**WHAT TO PRODUCE:** Output these lines again word for word, with nothing changed.

**ENTRIES SHOWN:**
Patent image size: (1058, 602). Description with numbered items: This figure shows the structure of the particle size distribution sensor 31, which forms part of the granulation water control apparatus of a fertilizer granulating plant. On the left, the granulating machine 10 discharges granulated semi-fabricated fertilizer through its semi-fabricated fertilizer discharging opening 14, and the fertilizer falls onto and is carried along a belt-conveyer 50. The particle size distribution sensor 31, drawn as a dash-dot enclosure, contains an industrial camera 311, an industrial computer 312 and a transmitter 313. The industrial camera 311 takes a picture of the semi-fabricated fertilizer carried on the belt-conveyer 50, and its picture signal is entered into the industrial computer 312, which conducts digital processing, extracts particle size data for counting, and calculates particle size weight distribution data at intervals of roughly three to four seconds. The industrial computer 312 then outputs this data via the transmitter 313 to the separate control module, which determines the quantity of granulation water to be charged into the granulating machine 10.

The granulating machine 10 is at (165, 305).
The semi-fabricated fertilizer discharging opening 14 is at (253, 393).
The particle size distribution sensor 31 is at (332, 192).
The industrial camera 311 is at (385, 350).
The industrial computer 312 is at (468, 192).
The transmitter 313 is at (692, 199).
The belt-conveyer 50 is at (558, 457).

**COMPLETE OUTPUT:**
Patent image size: (1058, 602). Description with numbered items: This figure shows the structure of the particle size distribution sensor 31, which forms part of the granulation water control apparatus of a fertilizer granulating plant. On the left, the granulating machine 10 discharges granulated semi-fabricated fertilizer through its semi-fabricated fertilizer discharging opening 14, and the fertilizer falls onto and is carried along a belt-conveyer 50. The particle size distribution sensor 31, drawn as a dash-dot enclosure, contains an industrial camera 311, an industrial computer 312 and a transmitter 313. The industrial camera 311 takes a picture of the semi-fabricated fertilizer carried on the belt-conveyer 50, and its picture signal is entered into the industrial computer 312, which conducts digital processing, extracts particle size data for counting, and calculates particle size weight distribution data at intervals of roughly three to four seconds. The industrial computer 312 then outputs this data via the transmitter 313 to the separate control module, which determines the quantity of granulation water to be charged into the granulating machine 10.

The granulating machine 10 is at (165, 305).
The semi-fabricated fertilizer discharging opening 14 is at (253, 393).
The particle size distribution sensor 31 is at (332, 192).
The industrial camera 311 is at (385, 350).
The industrial computer 312 is at (468, 192).
The transmitter 313 is at (692, 199).
The belt-conveyer 50 is at (558, 457).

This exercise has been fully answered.